Requirements: Search the material and gather each line with "Qualitative" in it.

--- start Working data ---

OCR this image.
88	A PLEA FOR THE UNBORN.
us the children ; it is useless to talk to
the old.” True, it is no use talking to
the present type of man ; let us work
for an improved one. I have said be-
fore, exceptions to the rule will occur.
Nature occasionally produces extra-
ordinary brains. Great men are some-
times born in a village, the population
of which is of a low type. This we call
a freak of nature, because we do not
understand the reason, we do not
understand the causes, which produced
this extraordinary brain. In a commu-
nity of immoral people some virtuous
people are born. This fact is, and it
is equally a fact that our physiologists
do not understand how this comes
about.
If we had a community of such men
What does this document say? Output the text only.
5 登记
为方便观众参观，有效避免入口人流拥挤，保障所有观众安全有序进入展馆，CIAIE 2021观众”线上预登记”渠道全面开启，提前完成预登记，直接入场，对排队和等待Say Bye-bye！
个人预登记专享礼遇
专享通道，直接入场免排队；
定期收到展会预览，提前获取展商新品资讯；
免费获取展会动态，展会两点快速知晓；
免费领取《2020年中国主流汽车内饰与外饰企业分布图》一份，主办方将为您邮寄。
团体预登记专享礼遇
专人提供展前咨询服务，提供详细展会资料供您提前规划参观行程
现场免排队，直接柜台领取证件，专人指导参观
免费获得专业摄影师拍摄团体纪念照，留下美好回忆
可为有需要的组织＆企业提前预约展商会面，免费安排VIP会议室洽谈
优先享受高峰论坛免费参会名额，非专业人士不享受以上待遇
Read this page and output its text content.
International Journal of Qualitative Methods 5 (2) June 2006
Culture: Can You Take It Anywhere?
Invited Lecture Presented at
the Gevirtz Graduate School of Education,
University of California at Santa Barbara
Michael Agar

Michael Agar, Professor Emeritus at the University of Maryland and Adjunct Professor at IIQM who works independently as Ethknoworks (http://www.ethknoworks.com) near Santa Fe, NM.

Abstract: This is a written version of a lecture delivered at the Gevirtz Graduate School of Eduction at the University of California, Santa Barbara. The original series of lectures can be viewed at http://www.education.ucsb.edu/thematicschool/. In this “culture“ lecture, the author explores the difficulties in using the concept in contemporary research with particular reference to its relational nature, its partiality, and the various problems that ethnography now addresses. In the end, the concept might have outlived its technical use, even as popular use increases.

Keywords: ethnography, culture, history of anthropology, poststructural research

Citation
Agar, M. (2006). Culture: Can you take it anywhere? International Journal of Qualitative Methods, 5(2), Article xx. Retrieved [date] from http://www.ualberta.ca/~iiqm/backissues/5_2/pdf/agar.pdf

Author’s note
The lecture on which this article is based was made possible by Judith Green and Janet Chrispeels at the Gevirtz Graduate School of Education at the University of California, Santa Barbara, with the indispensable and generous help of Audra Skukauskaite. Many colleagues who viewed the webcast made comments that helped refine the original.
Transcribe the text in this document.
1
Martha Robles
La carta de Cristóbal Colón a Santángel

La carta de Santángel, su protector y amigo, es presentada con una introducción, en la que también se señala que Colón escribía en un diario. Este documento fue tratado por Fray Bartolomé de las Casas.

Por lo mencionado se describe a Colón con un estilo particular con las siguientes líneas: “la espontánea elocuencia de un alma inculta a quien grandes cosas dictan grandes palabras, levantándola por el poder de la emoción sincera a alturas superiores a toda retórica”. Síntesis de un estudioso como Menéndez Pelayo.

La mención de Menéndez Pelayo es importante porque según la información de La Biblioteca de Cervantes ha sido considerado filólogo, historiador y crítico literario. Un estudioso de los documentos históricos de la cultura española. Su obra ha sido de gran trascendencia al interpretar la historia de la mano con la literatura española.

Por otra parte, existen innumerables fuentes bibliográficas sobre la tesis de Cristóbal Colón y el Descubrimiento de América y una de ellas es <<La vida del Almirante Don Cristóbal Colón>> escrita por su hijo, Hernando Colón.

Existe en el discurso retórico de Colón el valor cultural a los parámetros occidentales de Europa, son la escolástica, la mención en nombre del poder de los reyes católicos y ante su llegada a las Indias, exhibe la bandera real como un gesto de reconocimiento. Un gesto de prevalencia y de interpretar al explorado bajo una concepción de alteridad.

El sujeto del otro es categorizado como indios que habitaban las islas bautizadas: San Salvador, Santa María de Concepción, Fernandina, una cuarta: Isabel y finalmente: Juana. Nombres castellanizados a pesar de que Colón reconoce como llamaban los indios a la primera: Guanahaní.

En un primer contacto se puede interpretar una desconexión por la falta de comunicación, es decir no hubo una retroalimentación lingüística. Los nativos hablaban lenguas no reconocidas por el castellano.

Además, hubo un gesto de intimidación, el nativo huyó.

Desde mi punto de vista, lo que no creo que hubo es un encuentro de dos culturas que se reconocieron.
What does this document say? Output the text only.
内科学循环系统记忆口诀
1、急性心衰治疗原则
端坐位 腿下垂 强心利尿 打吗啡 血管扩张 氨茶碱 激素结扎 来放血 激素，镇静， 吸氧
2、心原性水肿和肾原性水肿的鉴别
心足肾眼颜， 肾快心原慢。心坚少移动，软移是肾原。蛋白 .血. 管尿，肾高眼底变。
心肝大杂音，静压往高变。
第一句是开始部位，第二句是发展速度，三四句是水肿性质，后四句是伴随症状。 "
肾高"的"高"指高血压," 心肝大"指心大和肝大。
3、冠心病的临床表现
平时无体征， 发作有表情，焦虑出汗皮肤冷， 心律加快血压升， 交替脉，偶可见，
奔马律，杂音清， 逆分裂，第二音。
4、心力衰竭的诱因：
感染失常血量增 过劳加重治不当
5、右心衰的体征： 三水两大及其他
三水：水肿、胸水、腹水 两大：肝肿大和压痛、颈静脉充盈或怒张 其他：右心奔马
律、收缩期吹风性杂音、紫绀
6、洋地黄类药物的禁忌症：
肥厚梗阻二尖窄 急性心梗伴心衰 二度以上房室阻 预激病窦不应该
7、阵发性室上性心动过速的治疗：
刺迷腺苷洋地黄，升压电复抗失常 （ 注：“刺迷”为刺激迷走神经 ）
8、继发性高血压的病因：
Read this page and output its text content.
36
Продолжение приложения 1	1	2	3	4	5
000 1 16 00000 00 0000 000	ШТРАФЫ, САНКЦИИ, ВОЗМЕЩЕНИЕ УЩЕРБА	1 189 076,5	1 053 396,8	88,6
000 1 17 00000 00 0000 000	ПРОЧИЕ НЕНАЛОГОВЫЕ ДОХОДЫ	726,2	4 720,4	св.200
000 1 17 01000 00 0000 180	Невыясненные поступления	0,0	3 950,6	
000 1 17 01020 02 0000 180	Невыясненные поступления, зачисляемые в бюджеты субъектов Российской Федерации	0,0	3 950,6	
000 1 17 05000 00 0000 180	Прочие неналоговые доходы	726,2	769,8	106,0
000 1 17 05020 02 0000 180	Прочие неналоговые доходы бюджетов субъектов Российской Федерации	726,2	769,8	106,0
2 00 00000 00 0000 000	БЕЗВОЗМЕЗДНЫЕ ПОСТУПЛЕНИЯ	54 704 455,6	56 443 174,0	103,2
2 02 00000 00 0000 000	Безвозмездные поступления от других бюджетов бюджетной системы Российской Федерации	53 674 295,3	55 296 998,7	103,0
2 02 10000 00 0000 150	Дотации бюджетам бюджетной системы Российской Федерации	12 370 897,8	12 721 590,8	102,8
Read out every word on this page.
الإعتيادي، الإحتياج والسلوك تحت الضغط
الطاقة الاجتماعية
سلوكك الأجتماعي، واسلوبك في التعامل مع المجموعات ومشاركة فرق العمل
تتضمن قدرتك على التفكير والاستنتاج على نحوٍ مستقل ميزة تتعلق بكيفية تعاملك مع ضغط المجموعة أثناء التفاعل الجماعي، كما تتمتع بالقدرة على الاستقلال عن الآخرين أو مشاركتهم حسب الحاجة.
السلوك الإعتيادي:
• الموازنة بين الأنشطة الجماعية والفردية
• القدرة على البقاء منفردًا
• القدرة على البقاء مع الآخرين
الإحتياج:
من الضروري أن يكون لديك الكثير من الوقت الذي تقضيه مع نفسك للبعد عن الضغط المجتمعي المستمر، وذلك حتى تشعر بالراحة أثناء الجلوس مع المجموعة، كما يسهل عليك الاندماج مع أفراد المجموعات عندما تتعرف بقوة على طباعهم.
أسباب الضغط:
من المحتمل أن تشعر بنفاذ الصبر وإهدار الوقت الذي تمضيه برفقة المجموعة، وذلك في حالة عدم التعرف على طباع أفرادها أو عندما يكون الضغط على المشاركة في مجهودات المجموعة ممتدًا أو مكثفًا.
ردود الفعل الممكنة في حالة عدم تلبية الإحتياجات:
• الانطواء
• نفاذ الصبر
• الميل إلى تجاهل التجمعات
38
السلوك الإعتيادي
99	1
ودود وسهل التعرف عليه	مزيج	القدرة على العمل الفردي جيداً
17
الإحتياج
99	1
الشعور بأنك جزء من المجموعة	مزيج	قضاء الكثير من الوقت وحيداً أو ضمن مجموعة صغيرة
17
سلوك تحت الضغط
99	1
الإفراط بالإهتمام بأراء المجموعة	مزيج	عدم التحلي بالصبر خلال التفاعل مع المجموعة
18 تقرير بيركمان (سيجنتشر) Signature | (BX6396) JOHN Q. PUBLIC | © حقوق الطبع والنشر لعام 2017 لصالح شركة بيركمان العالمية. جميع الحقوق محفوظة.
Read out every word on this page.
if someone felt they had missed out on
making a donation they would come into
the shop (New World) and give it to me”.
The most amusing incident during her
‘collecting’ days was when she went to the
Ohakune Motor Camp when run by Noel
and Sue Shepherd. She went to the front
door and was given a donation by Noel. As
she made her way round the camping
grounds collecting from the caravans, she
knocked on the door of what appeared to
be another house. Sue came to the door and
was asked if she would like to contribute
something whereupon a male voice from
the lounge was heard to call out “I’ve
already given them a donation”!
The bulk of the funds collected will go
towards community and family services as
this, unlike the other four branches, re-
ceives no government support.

--- end Working data ---

Result of the task:
International Journal of Qualitative Methods 5 (2) June 2006
Agar, M. (2006). Culture: Can you take it anywhere? International Journal of Qualitative Methods, 5(2), Article xx. Retrieved [date] from http://www.ualberta.ca/~iiqm/backissues/5_2/pdf/agar.pdf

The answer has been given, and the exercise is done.